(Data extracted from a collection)
# # # # # # #
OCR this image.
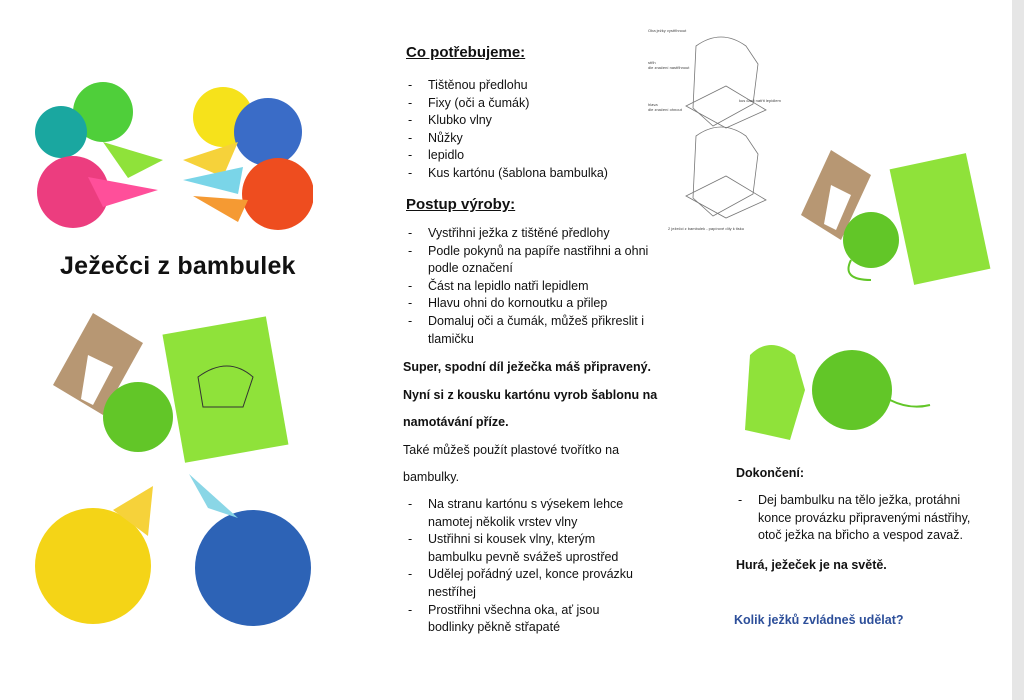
Ježečci z bambulek
Co potřebujeme:
- Tištěnou předlohu
- Fixy (oči a čumák)
- Klubko vlny
- Nůžky
- lepidlo
- Kus kartónu (šablona bambulka)
Postup výroby:
- Vystřihni ježka z tištěné předlohy
- Podle pokynů na papíře nastřihni a ohni podle označení
- Část na lepidlo natři lepidlem
- Hlavu ohni do kornoutku a přilep
- Domaluj oči a čumák, můžeš přikreslit i tlamičku
Super, spodní díl ježečka máš připravený.
Nyní si z kousku kartónu vyrob šablonu na
namotávání příze.
Také můžeš použít plastové tvořítko na
bambulky.
- Na stranu kartónu s výsekem lehce namotej několik vrstev vlny
- Ustřihni si kousek vlny, kterým bambulku pevně svážeš uprostřed
- Udělej pořádný uzel, konce provázku nestříhej
- Prostřihni všechna oka, ať jsou bodlinky pěkně střapaté
Oba ježky vystřihnout
střih
dle značení nastřihnout
kus části natřít lepidlem
hlava
dle značení ohnout
2 ježečci z bambulek - papírové díly k tisku
Dokončení:
- Dej bambulku na tělo ježka, protáhni konce provázku připravenými nástřihy, otoč ježka na břicho a vespod zavaž.
Hurá, ježeček je na světě.
Kolik ježků zvládneš udělat?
# # # # # # #
Repeat all of the records verbatim, leaving out the pictures.

Exercise result -
OCR this image.
Ježečci z bambulek
Co potřebujeme:
- Tištěnou předlohu
- Fixy (oči a čumák)
- Klubko vlny
- Nůžky
- lepidlo
- Kus kartónu (šablona bambulka)
Postup výroby:
- Vystřihni ježka z tištěné předlohy
- Podle pokynů na papíře nastřihni a ohni podle označení
- Část na lepidlo natři lepidlem
- Hlavu ohni do kornoutku a přilep
- Domaluj oči a čumák, můžeš přikreslit i tlamičku
Super, spodní díl ježečka máš připravený.
Nyní si z kousku kartónu vyrob šablonu na
namotávání příze.
Také můžeš použít plastové tvořítko na
bambulky.
- Na stranu kartónu s výsekem lehce namotej několik vrstev vlny
- Ustřihni si kousek vlny, kterým bambulku pevně svážeš uprostřed
- Udělej pořádný uzel, konce provázku nestříhej
- Prostřihni všechna oka, ať jsou bodlinky pěkně střapaté
Oba ježky vystřihnout
střih
dle značení nastřihnout
kus části natřít lepidlem
hlava
dle značení ohnout
2 ježečci z bambulek - papírové díly k tisku
Dokončení:
- Dej bambulku na tělo ježka, protáhni konce provázku připravenými nástřihy, otoč ježka na břicho a vespod zavaž.
Hurá, ježeček je na světě.
Kolik ježků zvládneš udělat?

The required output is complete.